START Given text

Bitcoin (BTC) has entered uncharted territory, smashing through its previous all-time high (ATH) to near $112,000 on May 22.
While casual observers may chalk up this rally to the typical retail-fueled frenzies of past bull runs, analysts at Santiment are saying BTC’s current climb is being shaped by disciplined accumulation from institutional whales, and it may be just the beginning.
The experts are projecting a near-term target of $115,000 to $120,000 as the number one cryptocurrency transforms from a speculative asset to a cornerstone of institutional portfolios.
Institutional Tsunami Reshaping Bitcoin’s Market Structure
On May 21, with BTC at around $109,500, Santiment noted that the cryptocurrency’s surge past its previous ATH of $109,241, set on the day Donald Trump was inaugurated as U.S. president, came amid surprisingly low FOMO among retail traders. Ironically, this lack of retail hype may have cleared the runway for institutional capital to steadily push prices higher without the volatility often seen in retail-driven runs.

END Given text

• [Activity list]:
1. Reproduce the Bitcoin article word for word, from "While casual observers" up to and including "of institutional portfolios.".
2. Carry the Bitcoin article forward, starting after its last sentence.
The records that come next have no connection to the Bitcoin article.

START Provided data

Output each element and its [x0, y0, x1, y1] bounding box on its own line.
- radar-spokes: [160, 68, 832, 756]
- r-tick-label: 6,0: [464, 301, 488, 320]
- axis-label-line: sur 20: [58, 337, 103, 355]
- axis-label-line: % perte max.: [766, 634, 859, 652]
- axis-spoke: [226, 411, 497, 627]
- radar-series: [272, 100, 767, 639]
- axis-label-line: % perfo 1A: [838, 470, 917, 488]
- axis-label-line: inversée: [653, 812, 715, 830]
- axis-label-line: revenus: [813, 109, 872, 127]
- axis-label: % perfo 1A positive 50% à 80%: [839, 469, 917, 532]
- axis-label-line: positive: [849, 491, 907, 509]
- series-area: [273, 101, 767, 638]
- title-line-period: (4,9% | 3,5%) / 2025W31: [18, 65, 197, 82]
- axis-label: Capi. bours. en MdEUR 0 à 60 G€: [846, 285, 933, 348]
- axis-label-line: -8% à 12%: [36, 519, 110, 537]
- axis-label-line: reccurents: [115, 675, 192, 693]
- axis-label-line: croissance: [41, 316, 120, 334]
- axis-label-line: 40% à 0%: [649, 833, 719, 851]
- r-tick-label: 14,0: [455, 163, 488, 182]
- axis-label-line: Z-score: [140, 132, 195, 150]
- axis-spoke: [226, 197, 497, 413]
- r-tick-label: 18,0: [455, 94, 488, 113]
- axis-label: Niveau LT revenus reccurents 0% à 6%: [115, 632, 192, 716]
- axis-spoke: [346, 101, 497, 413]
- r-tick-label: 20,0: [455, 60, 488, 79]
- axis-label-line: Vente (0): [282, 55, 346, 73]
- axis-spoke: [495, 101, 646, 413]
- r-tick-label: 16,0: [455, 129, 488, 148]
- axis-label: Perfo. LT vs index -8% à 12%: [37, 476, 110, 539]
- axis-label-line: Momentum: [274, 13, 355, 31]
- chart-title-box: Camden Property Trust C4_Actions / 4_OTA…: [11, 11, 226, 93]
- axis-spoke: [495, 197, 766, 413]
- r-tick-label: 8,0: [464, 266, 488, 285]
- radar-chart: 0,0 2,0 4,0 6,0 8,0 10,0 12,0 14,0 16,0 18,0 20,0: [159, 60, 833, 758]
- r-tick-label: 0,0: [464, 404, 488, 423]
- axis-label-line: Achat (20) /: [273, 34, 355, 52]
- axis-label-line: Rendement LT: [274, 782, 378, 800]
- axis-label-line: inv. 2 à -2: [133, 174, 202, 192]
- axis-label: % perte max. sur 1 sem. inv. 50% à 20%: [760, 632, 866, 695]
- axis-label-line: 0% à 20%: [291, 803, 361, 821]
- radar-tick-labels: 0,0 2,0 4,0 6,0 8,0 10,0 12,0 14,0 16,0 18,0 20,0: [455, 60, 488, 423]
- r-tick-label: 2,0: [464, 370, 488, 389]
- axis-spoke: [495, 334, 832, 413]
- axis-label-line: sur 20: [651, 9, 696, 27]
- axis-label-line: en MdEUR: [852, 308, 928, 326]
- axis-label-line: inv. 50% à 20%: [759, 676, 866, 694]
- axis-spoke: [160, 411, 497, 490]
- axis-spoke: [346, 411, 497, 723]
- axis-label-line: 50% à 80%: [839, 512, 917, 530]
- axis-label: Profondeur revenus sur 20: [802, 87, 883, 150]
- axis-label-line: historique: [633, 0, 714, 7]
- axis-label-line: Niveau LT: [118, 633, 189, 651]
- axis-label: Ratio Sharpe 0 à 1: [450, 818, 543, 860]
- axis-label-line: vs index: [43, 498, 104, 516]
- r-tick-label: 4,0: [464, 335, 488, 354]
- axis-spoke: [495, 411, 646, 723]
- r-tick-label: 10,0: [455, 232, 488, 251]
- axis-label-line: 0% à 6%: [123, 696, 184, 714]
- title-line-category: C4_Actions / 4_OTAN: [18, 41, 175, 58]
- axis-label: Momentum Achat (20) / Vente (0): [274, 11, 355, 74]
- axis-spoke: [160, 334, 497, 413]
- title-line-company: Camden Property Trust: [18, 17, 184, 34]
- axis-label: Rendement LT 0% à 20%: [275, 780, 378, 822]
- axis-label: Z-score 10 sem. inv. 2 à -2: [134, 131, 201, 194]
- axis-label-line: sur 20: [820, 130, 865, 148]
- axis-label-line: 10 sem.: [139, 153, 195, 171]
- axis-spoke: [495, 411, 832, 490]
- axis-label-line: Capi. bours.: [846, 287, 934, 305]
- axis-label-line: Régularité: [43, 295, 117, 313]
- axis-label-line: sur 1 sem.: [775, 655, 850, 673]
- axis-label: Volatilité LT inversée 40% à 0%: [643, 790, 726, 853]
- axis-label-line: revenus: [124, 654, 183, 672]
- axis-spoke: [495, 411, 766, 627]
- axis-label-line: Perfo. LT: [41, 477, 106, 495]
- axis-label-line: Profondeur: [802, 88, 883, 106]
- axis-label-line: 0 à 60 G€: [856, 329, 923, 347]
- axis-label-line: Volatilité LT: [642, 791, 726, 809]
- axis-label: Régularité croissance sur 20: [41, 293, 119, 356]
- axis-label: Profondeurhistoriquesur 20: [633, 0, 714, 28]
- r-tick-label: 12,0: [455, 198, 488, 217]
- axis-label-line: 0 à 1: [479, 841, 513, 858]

END Provided data

• [Activity answers]:
1.
While casual observers may chalk up this rally to the typical retail-fueled frenzies of past bull runs, analysts at Santiment are saying BTC’s current climb is being shaped by disciplined accumulation from institutional whales, and it may be just the beginning.
The experts are projecting a near-term target of $115,000 to $120,000 as the number one cryptocurrency transforms from a speculative asset to a cornerstone of institutional portfolios.

2.
“One of the key drivers behind Bitcoin’s ascent has been a growing wave of institutional investments,” wrote Santiment, highlighting how easing macro tensions and six straight days of inflows into exchange-traded funds (ETFs) helped push BTC to a record high.
At the center of this institutional frenzy is BlackRock’s spot Bitcoin ETF, IBIT. As of May 22, it holds 636,120 BTC, 2,000 more than the combined holdings of the next 14 biggest U.S. spot ETFs. The fund has become the preferred vehicle for heavyweight investors, with recent SEC filings showing that Abu Dhabi’s sovereign wealth fund Mubadala and hedge fund Citadel have significantly expanded their stakes.
However, this meteoric rise also poses questions about long-term market structure, with an analysis by CryptoQuant showing that IBIT’s size is creating a monopoly-like concentration that could squeeze out smaller issuers.
Meanwhile, corporate accumulators like Michael Saylor’s Strategy and Japan’s Metaplanet are still buying aggressively, with the two firms recently splashing $764 million and $104 million respectively to stack up their holdings.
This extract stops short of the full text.